GIVEN EXERCISE ▸
Copy nothing but the text: reproduce each line of the listing exactly and leave the pictures out.

----- SUPPLIED ENTRIES -----

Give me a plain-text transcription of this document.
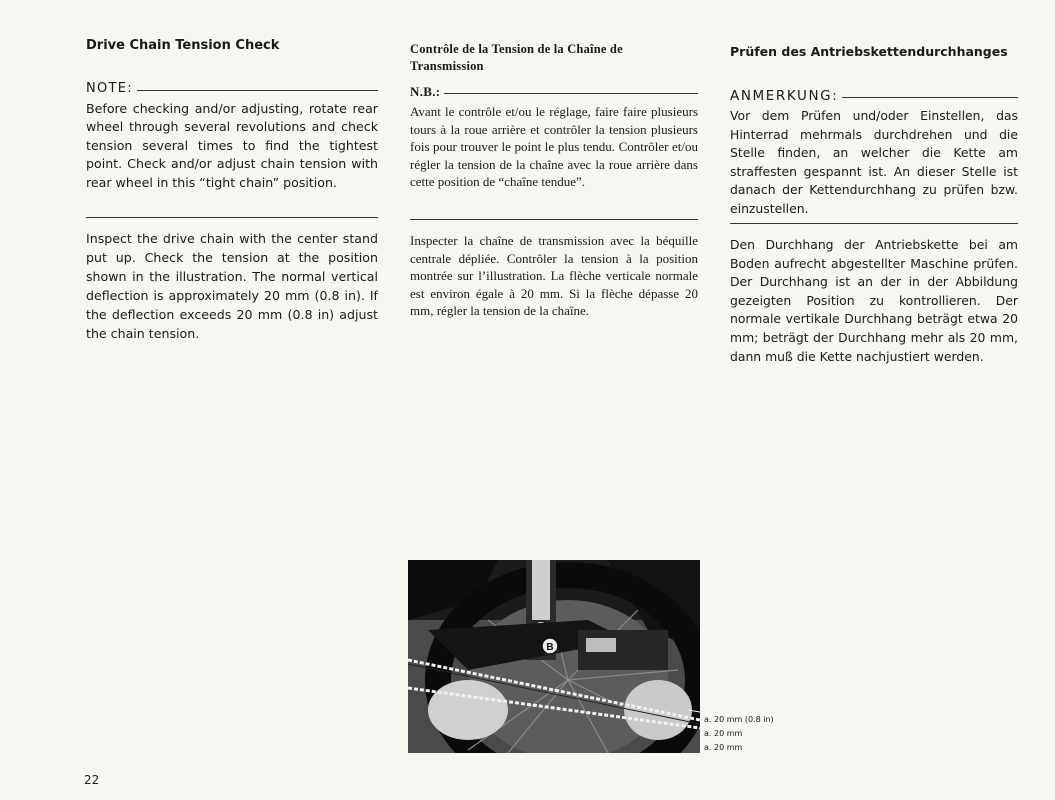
Drive Chain Tension Check
NOTE:
Before checking and/or adjusting, rotate rear wheel through several revolutions and check tension several times to find the tightest point. Check and/or adjust chain tension with rear wheel in this “tight chain” position.
Inspect the drive chain with the center stand put up. Check the tension at the position shown in the illustration. The normal vertical deflection is approximately 20 mm (0.8 in). If the deflection exceeds 20 mm (0.8 in) adjust the chain tension.
Contrôle de la Tension de la Chaîne de Transmission
N.B.:
Avant le contrôle et/ou le réglage, faire faire plusieurs tours à la roue arrière et contrôler la tension plusieurs fois pour trouver le point le plus tendu. Contrôler et/ou régler la tension de la chaîne avec la roue arrière dans cette position de “chaîne tendue”.
Inspecter la chaîne de transmission avec la béquille centrale dépliée. Contrôler la tension à la position montrée sur l’illustration. La flèche verticale normale est environ égale à 20 mm. Si la flèche dépasse 20 mm, régler la tension de la chaîne.
Prüfen des Antriebskettendurchhanges
ANMERKUNG:
Vor dem Prüfen und/oder Einstellen, das Hinterrad mehrmals durchdrehen und die Stelle finden, an welcher die Kette am straffesten gespannt ist. An dieser Stelle ist danach der Kettendurchhang zu prüfen bzw. einzustellen.
Den Durchhang der Antriebskette bei am Boden aufrecht abgestellter Maschine prüfen. Der Durchhang ist an der in der Abbildung gezeigten Position zu kontrollieren. Der normale vertikale Durchhang beträgt etwa 20 mm; beträgt der Durchhang mehr als 20 mm, dann muß die Kette nachjustiert werden.
B
a. 20 mm (0.8 in)
a. 20 mm
a. 20 mm
22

-----

PROBLEM SOLUTION ▸
Give me a plain-text transcription of this document.
Drive Chain Tension Check
NOTE:
Before checking and/or adjusting, rotate rear wheel through several revolutions and check tension several times to find the tightest point. Check and/or adjust chain tension with rear wheel in this “tight chain” position.
Inspect the drive chain with the center stand put up. Check the tension at the position shown in the illustration. The normal vertical deflection is approximately 20 mm (0.8 in). If the deflection exceeds 20 mm (0.8 in) adjust the chain tension.
Contrôle de la Tension de la Chaîne de Transmission
N.B.:
Avant le contrôle et/ou le réglage, faire faire plusieurs tours à la roue arrière et contrôler la tension plusieurs fois pour trouver le point le plus tendu. Contrôler et/ou régler la tension de la chaîne avec la roue arrière dans cette position de “chaîne tendue”.
Inspecter la chaîne de transmission avec la béquille centrale dépliée. Contrôler la tension à la position montrée sur l’illustration. La flèche verticale normale est environ égale à 20 mm. Si la flèche dépasse 20 mm, régler la tension de la chaîne.
Prüfen des Antriebskettendurchhanges
ANMERKUNG:
Vor dem Prüfen und/oder Einstellen, das Hinterrad mehrmals durchdrehen und die Stelle finden, an welcher die Kette am straffesten gespannt ist. An dieser Stelle ist danach der Kettendurchhang zu prüfen bzw. einzustellen.
Den Durchhang der Antriebskette bei am Boden aufrecht abgestellter Maschine prüfen. Der Durchhang ist an der in der Abbildung gezeigten Position zu kontrollieren. Der normale vertikale Durchhang beträgt etwa 20 mm; beträgt der Durchhang mehr als 20 mm, dann muß die Kette nachjustiert werden.
B
a. 20 mm (0.8 in)
a. 20 mm
a. 20 mm
22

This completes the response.